* Information supplied *
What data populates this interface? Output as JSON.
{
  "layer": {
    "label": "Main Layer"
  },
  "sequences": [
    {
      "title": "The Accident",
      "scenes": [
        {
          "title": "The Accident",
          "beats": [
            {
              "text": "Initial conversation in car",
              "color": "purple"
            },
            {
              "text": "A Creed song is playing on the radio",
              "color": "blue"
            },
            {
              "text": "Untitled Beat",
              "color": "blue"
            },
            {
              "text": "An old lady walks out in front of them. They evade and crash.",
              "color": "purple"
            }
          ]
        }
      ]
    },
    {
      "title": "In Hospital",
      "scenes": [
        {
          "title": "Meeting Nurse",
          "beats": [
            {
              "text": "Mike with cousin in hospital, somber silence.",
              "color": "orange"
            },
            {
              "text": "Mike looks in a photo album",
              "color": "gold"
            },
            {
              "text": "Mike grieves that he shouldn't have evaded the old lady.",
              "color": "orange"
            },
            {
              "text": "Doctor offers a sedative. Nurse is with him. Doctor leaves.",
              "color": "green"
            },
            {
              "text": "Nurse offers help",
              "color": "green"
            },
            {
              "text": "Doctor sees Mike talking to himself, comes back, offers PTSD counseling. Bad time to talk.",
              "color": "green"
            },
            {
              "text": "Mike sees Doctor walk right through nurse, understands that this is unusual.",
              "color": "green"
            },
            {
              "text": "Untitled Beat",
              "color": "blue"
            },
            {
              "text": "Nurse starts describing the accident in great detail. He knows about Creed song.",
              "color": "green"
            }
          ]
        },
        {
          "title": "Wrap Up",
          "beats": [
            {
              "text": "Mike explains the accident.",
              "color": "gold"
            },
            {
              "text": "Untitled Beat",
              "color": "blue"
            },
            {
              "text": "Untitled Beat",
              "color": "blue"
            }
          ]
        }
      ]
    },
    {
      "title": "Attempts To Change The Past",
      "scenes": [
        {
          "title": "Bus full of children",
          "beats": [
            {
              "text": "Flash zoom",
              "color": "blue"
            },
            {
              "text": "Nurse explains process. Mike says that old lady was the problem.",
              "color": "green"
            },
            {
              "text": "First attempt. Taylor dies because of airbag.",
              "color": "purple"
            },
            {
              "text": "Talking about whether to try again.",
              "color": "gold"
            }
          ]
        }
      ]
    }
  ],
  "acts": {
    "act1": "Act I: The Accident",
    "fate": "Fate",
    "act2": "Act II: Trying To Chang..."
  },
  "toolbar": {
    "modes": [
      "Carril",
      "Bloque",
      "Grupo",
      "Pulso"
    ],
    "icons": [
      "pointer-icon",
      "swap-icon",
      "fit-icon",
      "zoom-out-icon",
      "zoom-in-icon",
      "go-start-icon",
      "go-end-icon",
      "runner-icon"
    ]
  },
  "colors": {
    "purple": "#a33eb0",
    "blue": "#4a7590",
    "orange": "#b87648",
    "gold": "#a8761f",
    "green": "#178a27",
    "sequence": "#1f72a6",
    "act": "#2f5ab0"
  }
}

* Work to do *
Reproduce the whole listing word for word.

* Result *
What data populates this interface? Output as JSON.
{
  "layer": {
    "label": "Main Layer"
  },
  "sequences": [
    {
      "title": "The Accident",
      "scenes": [
        {
          "title": "The Accident",
          "beats": [
            {
              "text": "Initial conversation in car",
              "color": "purple"
            },
            {
              "text": "A Creed song is playing on the radio",
              "color": "blue"
            },
            {
              "text": "Untitled Beat",
              "color": "blue"
            },
            {
              "text": "An old lady walks out in front of them. They evade and crash.",
              "color": "purple"
            }
          ]
        }
      ]
    },
    {
      "title": "In Hospital",
      "scenes": [
        {
          "title": "Meeting Nurse",
          "beats": [
            {
              "text": "Mike with cousin in hospital, somber silence.",
              "color": "orange"
            },
            {
              "text": "Mike looks in a photo album",
              "color": "gold"
            },
            {
              "text": "Mike grieves that he shouldn't have evaded the old lady.",
              "color": "orange"
            },
            {
              "text": "Doctor offers a sedative. Nurse is with him. Doctor leaves.",
              "color": "green"
            },
            {
              "text": "Nurse offers help",
              "color": "green"
            },
            {
              "text": "Doctor sees Mike talking to himself, comes back, offers PTSD counseling. Bad time to talk.",
              "color": "green"
            },
            {
              "text": "Mike sees Doctor walk right through nurse, understands that this is unusual.",
              "color": "green"
            },
            {
              "text": "Untitled Beat",
              "color": "blue"
            },
            {
              "text": "Nurse starts describing the accident in great detail. He knows about Creed song.",
              "color": "green"
            }
          ]
        },
        {
          "title": "Wrap Up",
          "beats": [
            {
              "text": "Mike explains the accident.",
              "color": "gold"
            },
            {
              "text": "Untitled Beat",
              "color": "blue"
            },
            {
              "text": "Untitled Beat",
              "color": "blue"
            }
          ]
        }
      ]
    },
    {
      "title": "Attempts To Change The Past",
      "scenes": [
        {
          "title": "Bus full of children",
          "beats": [
            {
              "text": "Flash zoom",
              "color": "blue"
            },
            {
              "text": "Nurse explains process. Mike says that old lady was the problem.",
              "color": "green"
            },
            {
              "text": "First attempt. Taylor dies because of airbag.",
              "color": "purple"
            },
            {
              "text": "Talking about whether to try again.",
              "color": "gold"
            }
          ]
        }
      ]
    }
  ],
  "acts": {
    "act1": "Act I: The Accident",
    "fate": "Fate",
    "act2": "Act II: Trying To Chang..."
  },
  "toolbar": {
    "modes": [
      "Carril",
      "Bloque",
      "Grupo",
      "Pulso"
    ],
    "icons": [
      "pointer-icon",
      "swap-icon",
      "fit-icon",
      "zoom-out-icon",
      "zoom-in-icon",
      "go-start-icon",
      "go-end-icon",
      "runner-icon"
    ]
  },
  "colors": {
    "purple": "#a33eb0",
    "blue": "#4a7590",
    "orange": "#b87648",
    "gold": "#a8761f",
    "green": "#178a27",
    "sequence": "#1f72a6",
    "act": "#2f5ab0"
  }
}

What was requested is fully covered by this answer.